[BEGIN PROVIDED INFORMATION]

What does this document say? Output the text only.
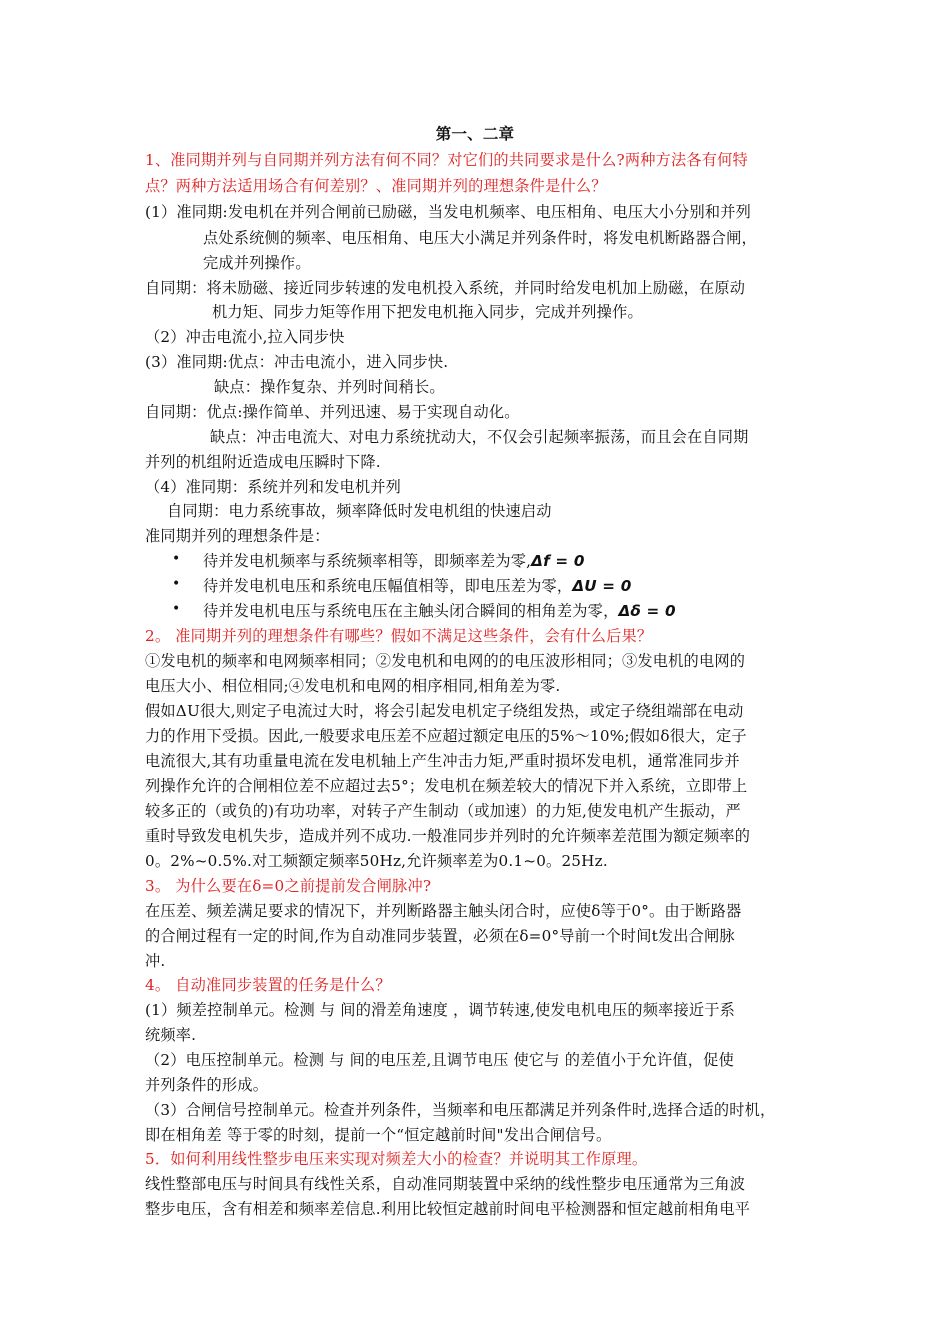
第一、二章
1、准同期并列与自同期并列方法有何不同？对它们的共同要求是什么?两种方法各有何特
点？两种方法适用场合有何差别？、准同期并列的理想条件是什么？
(1）准同期:发电机在并列合闸前已励磁，当发电机频率、电压相角、电压大小分别和并列
点处系统侧的频率、电压相角、电压大小满足并列条件时，将发电机断路器合闸，
完成并列操作。
自同期：将未励磁、接近同步转速的发电机投入系统，并同时给发电机加上励磁，在原动
机力矩、同步力矩等作用下把发电机拖入同步，完成并列操作。
（2）冲击电流小,拉入同步快
(3）准同期:优点：冲击电流小，进入同步快.
缺点：操作复杂、并列时间稍长。
自同期：优点:操作简单、并列迅速、易于实现自动化。
缺点：冲击电流大、对电力系统扰动大，不仅会引起频率振荡，而且会在自同期
并列的机组附近造成电压瞬时下降.
（4）准同期：系统并列和发电机并列
自同期：电力系统事故，频率降低时发电机组的快速启动
准同期并列的理想条件是：
• 待并发电机频率与系统频率相等，即频率差为零,Δf = 0
• 待并发电机电压和系统电压幅值相等，即电压差为零，ΔU = 0
• 待并发电机电压与系统电压在主触头闭合瞬间的相角差为零，Δδ = 0
2。 准同期并列的理想条件有哪些？假如不满足这些条件，会有什么后果？
①发电机的频率和电网频率相同；②发电机和电网的的电压波形相同；③发电机的电网的
电压大小、相位相同;④发电机和电网的相序相同,相角差为零.
假如ΔU很大,则定子电流过大时，将会引起发电机定子绕组发热，或定子绕组端部在电动
力的作用下受损。因此,一般要求电压差不应超过额定电压的5%～10%;假如δ很大，定子
电流很大,其有功重量电流在发电机轴上产生冲击力矩,严重时损坏发电机，通常准同步并
列操作允许的合闸相位差不应超过去5°；发电机在频差较大的情况下并入系统，立即带上
较多正的（或负的)有功功率，对转子产生制动（或加速）的力矩,使发电机产生振动，严
重时导致发电机失步，造成并列不成功.一般准同步并列时的允许频率差范围为额定频率的
0。2%~0.5%.对工频额定频率50Hz,允许频率差为0.1~0。25Hz.
3。 为什么要在δ=0之前提前发合闸脉冲?
在压差、频差满足要求的情况下，并列断路器主触头闭合时，应使δ等于0°。由于断路器
的合闸过程有一定的时间,作为自动准同步装置，必须在δ=0°导前一个时间t发出合闸脉
冲.
4。 自动准同步装置的任务是什么？
(1）频差控制单元。检测 与 间的滑差角速度 ，调节转速,使发电机电压的频率接近于系
统频率.
（2）电压控制单元。检测 与 间的电压差,且调节电压 使它与 的差值小于允许值，促使
并列条件的形成。
（3）合闸信号控制单元。检查并列条件，当频率和电压都满足并列条件时,选择合适的时机，
即在相角差 等于零的时刻，提前一个“恒定越前时间"发出合闸信号。
5．如何利用线性整步电压来实现对频差大小的检查？并说明其工作原理。
线性整部电压与时间具有线性关系，自动准同期装置中采纳的线性整步电压通常为三角波
整步电压，含有相差和频率差信息.利用比较恒定越前时间电平检测器和恒定越前相角电平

[END PROVIDED INFORMATION]

Transcribe each line above verbatim, with the pictures left out.

> **SOLUTION TO THIS PROBLEM**:
What does this document say? Output the text only.
第一、二章
1、准同期并列与自同期并列方法有何不同？对它们的共同要求是什么?两种方法各有何特
点？两种方法适用场合有何差别？、准同期并列的理想条件是什么？
(1）准同期:发电机在并列合闸前已励磁，当发电机频率、电压相角、电压大小分别和并列
点处系统侧的频率、电压相角、电压大小满足并列条件时，将发电机断路器合闸，
完成并列操作。
自同期：将未励磁、接近同步转速的发电机投入系统，并同时给发电机加上励磁，在原动
机力矩、同步力矩等作用下把发电机拖入同步，完成并列操作。
（2）冲击电流小,拉入同步快
(3）准同期:优点：冲击电流小，进入同步快.
缺点：操作复杂、并列时间稍长。
自同期：优点:操作简单、并列迅速、易于实现自动化。
缺点：冲击电流大、对电力系统扰动大，不仅会引起频率振荡，而且会在自同期
并列的机组附近造成电压瞬时下降.
（4）准同期：系统并列和发电机并列
自同期：电力系统事故，频率降低时发电机组的快速启动
准同期并列的理想条件是：
• 待并发电机频率与系统频率相等，即频率差为零,Δf = 0
• 待并发电机电压和系统电压幅值相等，即电压差为零，ΔU = 0
• 待并发电机电压与系统电压在主触头闭合瞬间的相角差为零，Δδ = 0
2。 准同期并列的理想条件有哪些？假如不满足这些条件，会有什么后果？
①发电机的频率和电网频率相同；②发电机和电网的的电压波形相同；③发电机的电网的
电压大小、相位相同;④发电机和电网的相序相同,相角差为零.
假如ΔU很大,则定子电流过大时，将会引起发电机定子绕组发热，或定子绕组端部在电动
力的作用下受损。因此,一般要求电压差不应超过额定电压的5%～10%;假如δ很大，定子
电流很大,其有功重量电流在发电机轴上产生冲击力矩,严重时损坏发电机，通常准同步并
列操作允许的合闸相位差不应超过去5°；发电机在频差较大的情况下并入系统，立即带上
较多正的（或负的)有功功率，对转子产生制动（或加速）的力矩,使发电机产生振动，严
重时导致发电机失步，造成并列不成功.一般准同步并列时的允许频率差范围为额定频率的
0。2%~0.5%.对工频额定频率50Hz,允许频率差为0.1~0。25Hz.
3。 为什么要在δ=0之前提前发合闸脉冲?
在压差、频差满足要求的情况下，并列断路器主触头闭合时，应使δ等于0°。由于断路器
的合闸过程有一定的时间,作为自动准同步装置，必须在δ=0°导前一个时间t发出合闸脉
冲.
4。 自动准同步装置的任务是什么？
(1）频差控制单元。检测 与 间的滑差角速度 ，调节转速,使发电机电压的频率接近于系
统频率.
（2）电压控制单元。检测 与 间的电压差,且调节电压 使它与 的差值小于允许值，促使
并列条件的形成。
（3）合闸信号控制单元。检查并列条件，当频率和电压都满足并列条件时,选择合适的时机，
即在相角差 等于零的时刻，提前一个“恒定越前时间"发出合闸信号。
5．如何利用线性整步电压来实现对频差大小的检查？并说明其工作原理。
线性整部电压与时间具有线性关系，自动准同期装置中采纳的线性整步电压通常为三角波
整步电压，含有相差和频率差信息.利用比较恒定越前时间电平检测器和恒定越前相角电平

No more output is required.